TASK TO COMPLETE:
Search the records for "للأملاح" and copy each line that holds it.

Records:
◆ ◆ ◆ ◆
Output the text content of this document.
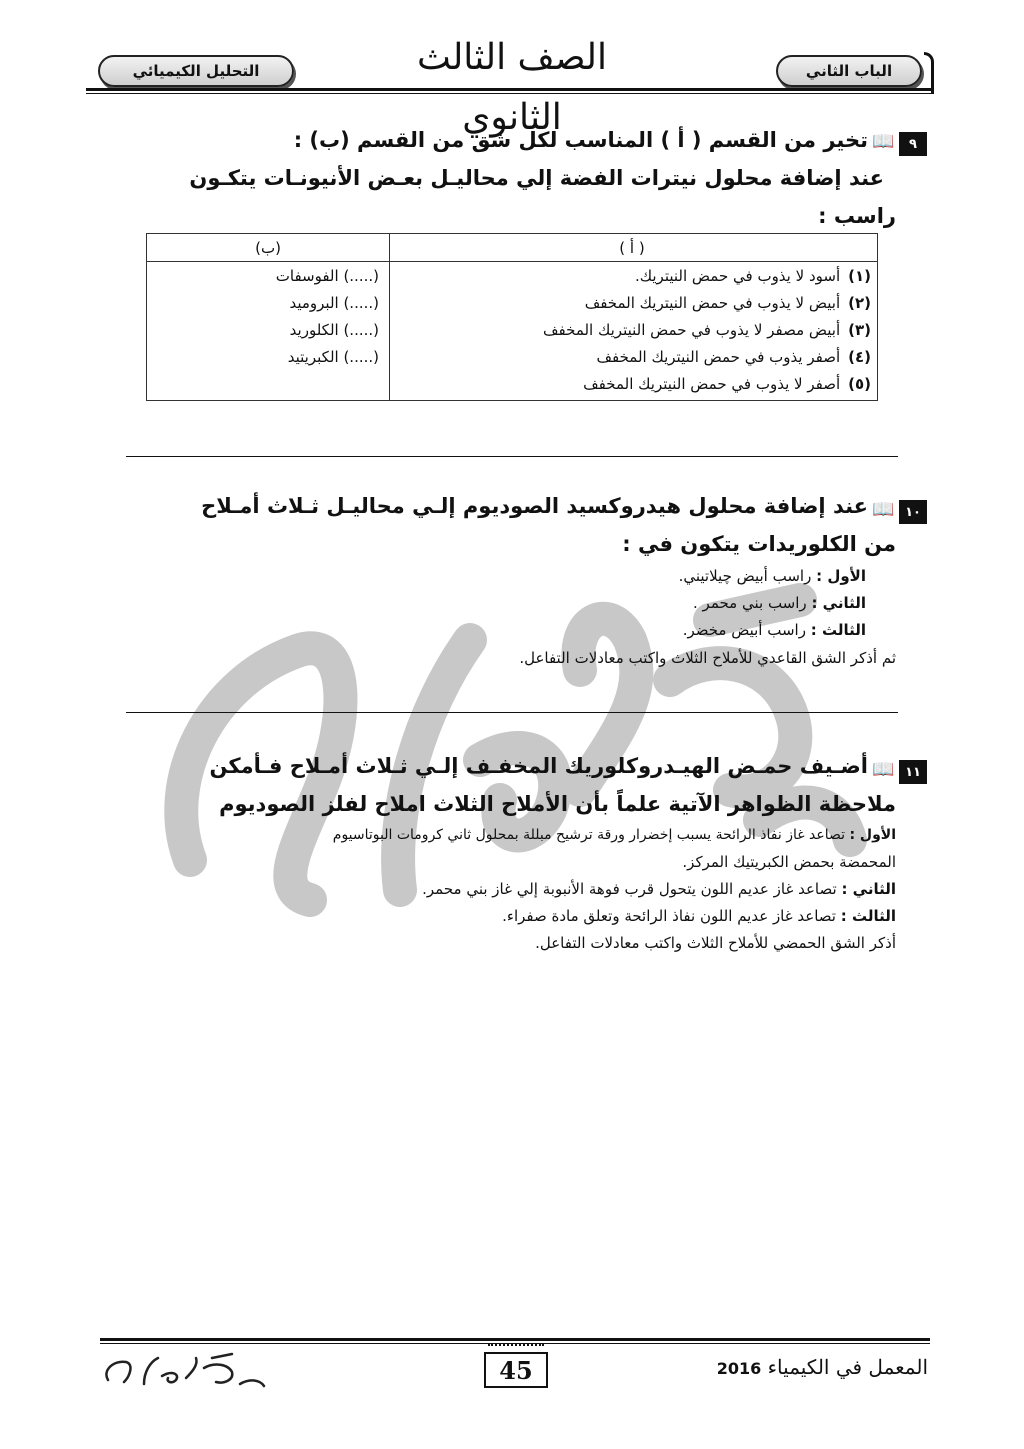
التحليل الكيميائي	الصف الثالث الثانوي
الباب الثاني
٩
📖
تخير من القسم ( أ ) المناسب لكل شق من القسم (ب) :
عند إضافة محلول نيترات الفضة إلي محاليـل بعـض الأنيونـات يتكـون
راسب :
( أ )
(ب)
(١)أسود لا يذوب في حمض النيتريك.
(٢)أبيض لا يذوب في حمض النيتريك المخفف
(٣)أبيض مصفر لا يذوب في حمض النيتريك المخفف
(٤)أصفر يذوب في حمض النيتريك المخفف
(٥)أصفر لا يذوب في حمض النيتريك المخفف
(.....) الفوسفات
(.....) البروميد
(.....) الكلوريد
(.....) الكبريتيد
١٠
📖
عند إضافة محلول هيدروكسيد الصوديوم إلـي محاليـل ثـلاث أمـلاح
من الكلوريدات يتكون في :
الأول : راسب أبيض چيلاتيني.
الثاني : راسب بني محمر .
الثالث : راسب أبيض مخضر.
ثم أذكر الشق القاعدي للأملاح الثلاث واكتب معادلات التفاعل.
١١
📖
أضـيف حمـض الهيـدروكلوريك المخفـف إلـي ثـلاث أمـلاح فـأمكن
ملاحظة الظواهر الآتية علماً بأن الأملاح الثلاث املاح لفلز الصوديوم
الأول : تصاعد غاز نفاذ الرائحة يسبب إخضرار ورقة ترشيح مبللة بمحلول ثاني كرومات البوتاسيوم
المحمضة بحمض الكبريتيك المركز.
الثاني : تصاعد غاز عديم اللون يتحول قرب فوهة الأنبوبة إلي غاز بني محمر.
الثالث : تصاعد غاز عديم اللون نفاذ الرائحة وتعلق مادة صفراء.
أذكر الشق الحمضي للأملاح الثلاث واكتب معادلات التفاعل.
45	المعمل في الكيمياء 2016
◆ ◆ ◆ ◆
TASK SOLUTION:
ثم أذكر الشق القاعدي للأملاح الثلاث واكتب معادلات التفاعل.
أذكر الشق الحمضي للأملاح الثلاث واكتب معادلات التفاعل.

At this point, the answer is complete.